What needs to be done: Output all of the records exactly as written.

Entries with figure data:

══════

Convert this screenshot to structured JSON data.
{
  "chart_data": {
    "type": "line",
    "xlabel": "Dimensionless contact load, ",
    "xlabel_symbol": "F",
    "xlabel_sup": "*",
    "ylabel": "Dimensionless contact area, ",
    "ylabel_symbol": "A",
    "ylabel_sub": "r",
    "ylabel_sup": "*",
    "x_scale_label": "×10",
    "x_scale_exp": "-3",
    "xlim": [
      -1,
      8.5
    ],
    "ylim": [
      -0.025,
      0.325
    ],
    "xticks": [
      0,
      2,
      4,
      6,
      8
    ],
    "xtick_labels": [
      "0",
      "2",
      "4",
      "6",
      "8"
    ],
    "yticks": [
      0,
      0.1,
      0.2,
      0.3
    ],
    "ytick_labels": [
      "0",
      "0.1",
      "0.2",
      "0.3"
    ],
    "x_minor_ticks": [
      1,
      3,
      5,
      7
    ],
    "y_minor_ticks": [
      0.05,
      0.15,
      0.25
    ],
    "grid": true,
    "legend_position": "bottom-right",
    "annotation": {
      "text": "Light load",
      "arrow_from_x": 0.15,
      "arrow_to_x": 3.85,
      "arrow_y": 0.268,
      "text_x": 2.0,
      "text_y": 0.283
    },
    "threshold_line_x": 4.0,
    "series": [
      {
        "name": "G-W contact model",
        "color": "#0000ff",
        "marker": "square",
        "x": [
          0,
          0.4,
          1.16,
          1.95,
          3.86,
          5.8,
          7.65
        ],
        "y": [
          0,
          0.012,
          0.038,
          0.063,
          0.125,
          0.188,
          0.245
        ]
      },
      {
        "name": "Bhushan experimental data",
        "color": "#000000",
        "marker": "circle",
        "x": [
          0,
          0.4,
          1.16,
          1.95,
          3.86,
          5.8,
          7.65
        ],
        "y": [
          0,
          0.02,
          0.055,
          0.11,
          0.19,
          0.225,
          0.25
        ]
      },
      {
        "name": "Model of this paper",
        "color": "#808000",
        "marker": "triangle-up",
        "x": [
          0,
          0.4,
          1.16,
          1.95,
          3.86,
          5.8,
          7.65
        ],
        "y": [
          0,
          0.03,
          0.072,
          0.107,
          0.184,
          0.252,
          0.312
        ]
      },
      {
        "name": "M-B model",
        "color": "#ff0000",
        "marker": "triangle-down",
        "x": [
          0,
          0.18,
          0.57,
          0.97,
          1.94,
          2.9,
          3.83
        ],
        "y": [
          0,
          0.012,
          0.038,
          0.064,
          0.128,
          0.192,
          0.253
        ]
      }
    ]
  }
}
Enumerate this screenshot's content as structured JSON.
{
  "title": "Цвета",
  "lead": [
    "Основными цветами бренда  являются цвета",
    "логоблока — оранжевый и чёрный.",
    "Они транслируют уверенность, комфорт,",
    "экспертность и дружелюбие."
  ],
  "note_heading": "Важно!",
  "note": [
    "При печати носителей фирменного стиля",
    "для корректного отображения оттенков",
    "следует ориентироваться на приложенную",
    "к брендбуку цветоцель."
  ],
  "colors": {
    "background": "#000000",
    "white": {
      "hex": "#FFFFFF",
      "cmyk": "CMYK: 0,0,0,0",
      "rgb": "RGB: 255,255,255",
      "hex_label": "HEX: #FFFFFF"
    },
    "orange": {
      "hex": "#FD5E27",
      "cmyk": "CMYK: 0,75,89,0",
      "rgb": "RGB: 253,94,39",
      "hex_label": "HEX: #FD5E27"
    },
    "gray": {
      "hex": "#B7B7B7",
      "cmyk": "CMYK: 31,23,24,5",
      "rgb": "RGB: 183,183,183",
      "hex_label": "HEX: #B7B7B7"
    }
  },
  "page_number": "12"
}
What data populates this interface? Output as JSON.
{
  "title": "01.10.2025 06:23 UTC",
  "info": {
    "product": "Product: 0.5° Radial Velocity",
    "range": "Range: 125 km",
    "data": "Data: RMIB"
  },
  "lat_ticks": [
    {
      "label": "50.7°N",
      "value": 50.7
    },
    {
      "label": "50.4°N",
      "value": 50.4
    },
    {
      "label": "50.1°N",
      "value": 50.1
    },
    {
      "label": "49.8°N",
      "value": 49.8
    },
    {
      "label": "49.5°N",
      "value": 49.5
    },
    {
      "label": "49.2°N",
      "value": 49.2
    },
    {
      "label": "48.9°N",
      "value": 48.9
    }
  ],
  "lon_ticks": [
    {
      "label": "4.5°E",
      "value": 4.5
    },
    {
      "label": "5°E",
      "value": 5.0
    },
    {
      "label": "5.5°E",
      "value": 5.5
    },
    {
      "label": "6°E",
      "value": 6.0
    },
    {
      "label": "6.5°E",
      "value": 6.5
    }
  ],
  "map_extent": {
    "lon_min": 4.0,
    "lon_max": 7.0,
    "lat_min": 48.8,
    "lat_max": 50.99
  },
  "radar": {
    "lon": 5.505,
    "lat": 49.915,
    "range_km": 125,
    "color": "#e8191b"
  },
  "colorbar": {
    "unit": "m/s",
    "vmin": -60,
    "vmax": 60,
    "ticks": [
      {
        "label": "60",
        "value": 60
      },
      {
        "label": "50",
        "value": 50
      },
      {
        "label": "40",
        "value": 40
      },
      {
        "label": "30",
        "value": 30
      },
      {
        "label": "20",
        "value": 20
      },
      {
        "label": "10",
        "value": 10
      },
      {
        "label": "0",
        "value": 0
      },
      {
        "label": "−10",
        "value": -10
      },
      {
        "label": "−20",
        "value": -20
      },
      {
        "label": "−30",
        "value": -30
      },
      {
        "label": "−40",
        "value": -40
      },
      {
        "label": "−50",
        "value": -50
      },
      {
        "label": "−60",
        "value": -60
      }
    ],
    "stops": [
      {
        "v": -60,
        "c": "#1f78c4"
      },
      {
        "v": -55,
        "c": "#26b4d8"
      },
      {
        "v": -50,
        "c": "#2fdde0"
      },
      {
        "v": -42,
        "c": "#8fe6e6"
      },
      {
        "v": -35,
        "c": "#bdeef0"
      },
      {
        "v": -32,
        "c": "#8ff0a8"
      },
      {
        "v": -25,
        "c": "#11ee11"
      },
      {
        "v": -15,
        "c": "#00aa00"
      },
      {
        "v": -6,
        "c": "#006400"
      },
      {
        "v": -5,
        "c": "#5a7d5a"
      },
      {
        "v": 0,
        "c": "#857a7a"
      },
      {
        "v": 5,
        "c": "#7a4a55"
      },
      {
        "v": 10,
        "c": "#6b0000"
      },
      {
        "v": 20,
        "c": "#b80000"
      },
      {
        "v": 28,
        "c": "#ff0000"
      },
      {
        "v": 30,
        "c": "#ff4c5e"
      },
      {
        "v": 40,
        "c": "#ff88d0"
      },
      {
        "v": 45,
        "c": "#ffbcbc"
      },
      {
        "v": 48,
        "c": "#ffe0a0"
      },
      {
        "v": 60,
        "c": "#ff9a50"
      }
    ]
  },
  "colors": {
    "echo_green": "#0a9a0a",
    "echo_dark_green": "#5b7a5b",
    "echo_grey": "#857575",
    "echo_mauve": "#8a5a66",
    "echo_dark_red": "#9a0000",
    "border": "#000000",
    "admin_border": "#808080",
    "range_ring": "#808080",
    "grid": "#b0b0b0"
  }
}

══════

Final result:
Convert this screenshot to structured JSON data.
{
  "chart_data": {
    "type": "line",
    "xlabel": "Dimensionless contact load, ",
    "xlabel_symbol": "F",
    "xlabel_sup": "*",
    "ylabel": "Dimensionless contact area, ",
    "ylabel_symbol": "A",
    "ylabel_sub": "r",
    "ylabel_sup": "*",
    "x_scale_label": "×10",
    "x_scale_exp": "-3",
    "xlim": [
      -1,
      8.5
    ],
    "ylim": [
      -0.025,
      0.325
    ],
    "xticks": [
      0,
      2,
      4,
      6,
      8
    ],
    "xtick_labels": [
      "0",
      "2",
      "4",
      "6",
      "8"
    ],
    "yticks": [
      0,
      0.1,
      0.2,
      0.3
    ],
    "ytick_labels": [
      "0",
      "0.1",
      "0.2",
      "0.3"
    ],
    "x_minor_ticks": [
      1,
      3,
      5,
      7
    ],
    "y_minor_ticks": [
      0.05,
      0.15,
      0.25
    ],
    "grid": true,
    "legend_position": "bottom-right",
    "annotation": {
      "text": "Light load",
      "arrow_from_x": 0.15,
      "arrow_to_x": 3.85,
      "arrow_y": 0.268,
      "text_x": 2.0,
      "text_y": 0.283
    },
    "threshold_line_x": 4.0,
    "series": [
      {
        "name": "G-W contact model",
        "color": "#0000ff",
        "marker": "square",
        "x": [
          0,
          0.4,
          1.16,
          1.95,
          3.86,
          5.8,
          7.65
        ],
        "y": [
          0,
          0.012,
          0.038,
          0.063,
          0.125,
          0.188,
          0.245
        ]
      },
      {
        "name": "Bhushan experimental data",
        "color": "#000000",
        "marker": "circle",
        "x": [
          0,
          0.4,
          1.16,
          1.95,
          3.86,
          5.8,
          7.65
        ],
        "y": [
          0,
          0.02,
          0.055,
          0.11,
          0.19,
          0.225,
          0.25
        ]
      },
      {
        "name": "Model of this paper",
        "color": "#808000",
        "marker": "triangle-up",
        "x": [
          0,
          0.4,
          1.16,
          1.95,
          3.86,
          5.8,
          7.65
        ],
        "y": [
          0,
          0.03,
          0.072,
          0.107,
          0.184,
          0.252,
          0.312
        ]
      },
      {
        "name": "M-B model",
        "color": "#ff0000",
        "marker": "triangle-down",
        "x": [
          0,
          0.18,
          0.57,
          0.97,
          1.94,
          2.9,
          3.83
        ],
        "y": [
          0,
          0.012,
          0.038,
          0.064,
          0.128,
          0.192,
          0.253
        ]
      }
    ]
  }
}
Enumerate this screenshot's content as structured JSON.
{
  "title": "Цвета",
  "lead": [
    "Основными цветами бренда  являются цвета",
    "логоблока — оранжевый и чёрный.",
    "Они транслируют уверенность, комфорт,",
    "экспертность и дружелюбие."
  ],
  "note_heading": "Важно!",
  "note": [
    "При печати носителей фирменного стиля",
    "для корректного отображения оттенков",
    "следует ориентироваться на приложенную",
    "к брендбуку цветоцель."
  ],
  "colors": {
    "background": "#000000",
    "white": {
      "hex": "#FFFFFF",
      "cmyk": "CMYK: 0,0,0,0",
      "rgb": "RGB: 255,255,255",
      "hex_label": "HEX: #FFFFFF"
    },
    "orange": {
      "hex": "#FD5E27",
      "cmyk": "CMYK: 0,75,89,0",
      "rgb": "RGB: 253,94,39",
      "hex_label": "HEX: #FD5E27"
    },
    "gray": {
      "hex": "#B7B7B7",
      "cmyk": "CMYK: 31,23,24,5",
      "rgb": "RGB: 183,183,183",
      "hex_label": "HEX: #B7B7B7"
    }
  },
  "page_number": "12"
}
What data populates this interface? Output as JSON.
{
  "title": "01.10.2025 06:23 UTC",
  "info": {
    "product": "Product: 0.5° Radial Velocity",
    "range": "Range: 125 km",
    "data": "Data: RMIB"
  },
  "lat_ticks": [
    {
      "label": "50.7°N",
      "value": 50.7
    },
    {
      "label": "50.4°N",
      "value": 50.4
    },
    {
      "label": "50.1°N",
      "value": 50.1
    },
    {
      "label": "49.8°N",
      "value": 49.8
    },
    {
      "label": "49.5°N",
      "value": 49.5
    },
    {
      "label": "49.2°N",
      "value": 49.2
    },
    {
      "label": "48.9°N",
      "value": 48.9
    }
  ],
  "lon_ticks": [
    {
      "label": "4.5°E",
      "value": 4.5
    },
    {
      "label": "5°E",
      "value": 5.0
    },
    {
      "label": "5.5°E",
      "value": 5.5
    },
    {
      "label": "6°E",
      "value": 6.0
    },
    {
      "label": "6.5°E",
      "value": 6.5
    }
  ],
  "map_extent": {
    "lon_min": 4.0,
    "lon_max": 7.0,
    "lat_min": 48.8,
    "lat_max": 50.99
  },
  "radar": {
    "lon": 5.505,
    "lat": 49.915,
    "range_km": 125,
    "color": "#e8191b"
  },
  "colorbar": {
    "unit": "m/s",
    "vmin": -60,
    "vmax": 60,
    "ticks": [
      {
        "label": "60",
        "value": 60
      },
      {
        "label": "50",
        "value": 50
      },
      {
        "label": "40",
        "value": 40
      },
      {
        "label": "30",
        "value": 30
      },
      {
        "label": "20",
        "value": 20
      },
      {
        "label": "10",
        "value": 10
      },
      {
        "label": "0",
        "value": 0
      },
      {
        "label": "−10",
        "value": -10
      },
      {
        "label": "−20",
        "value": -20
      },
      {
        "label": "−30",
        "value": -30
      },
      {
        "label": "−40",
        "value": -40
      },
      {
        "label": "−50",
        "value": -50
      },
      {
        "label": "−60",
        "value": -60
      }
    ],
    "stops": [
      {
        "v": -60,
        "c": "#1f78c4"
      },
      {
        "v": -55,
        "c": "#26b4d8"
      },
      {
        "v": -50,
        "c": "#2fdde0"
      },
      {
        "v": -42,
        "c": "#8fe6e6"
      },
      {
        "v": -35,
        "c": "#bdeef0"
      },
      {
        "v": -32,
        "c": "#8ff0a8"
      },
      {
        "v": -25,
        "c": "#11ee11"
      },
      {
        "v": -15,
        "c": "#00aa00"
      },
      {
        "v": -6,
        "c": "#006400"
      },
      {
        "v": -5,
        "c": "#5a7d5a"
      },
      {
        "v": 0,
        "c": "#857a7a"
      },
      {
        "v": 5,
        "c": "#7a4a55"
      },
      {
        "v": 10,
        "c": "#6b0000"
      },
      {
        "v": 20,
        "c": "#b80000"
      },
      {
        "v": 28,
        "c": "#ff0000"
      },
      {
        "v": 30,
        "c": "#ff4c5e"
      },
      {
        "v": 40,
        "c": "#ff88d0"
      },
      {
        "v": 45,
        "c": "#ffbcbc"
      },
      {
        "v": 48,
        "c": "#ffe0a0"
      },
      {
        "v": 60,
        "c": "#ff9a50"
      }
    ]
  },
  "colors": {
    "echo_green": "#0a9a0a",
    "echo_dark_green": "#5b7a5b",
    "echo_grey": "#857575",
    "echo_mauve": "#8a5a66",
    "echo_dark_red": "#9a0000",
    "border": "#000000",
    "admin_border": "#808080",
    "range_ring": "#808080",
    "grid": "#b0b0b0"
  }
}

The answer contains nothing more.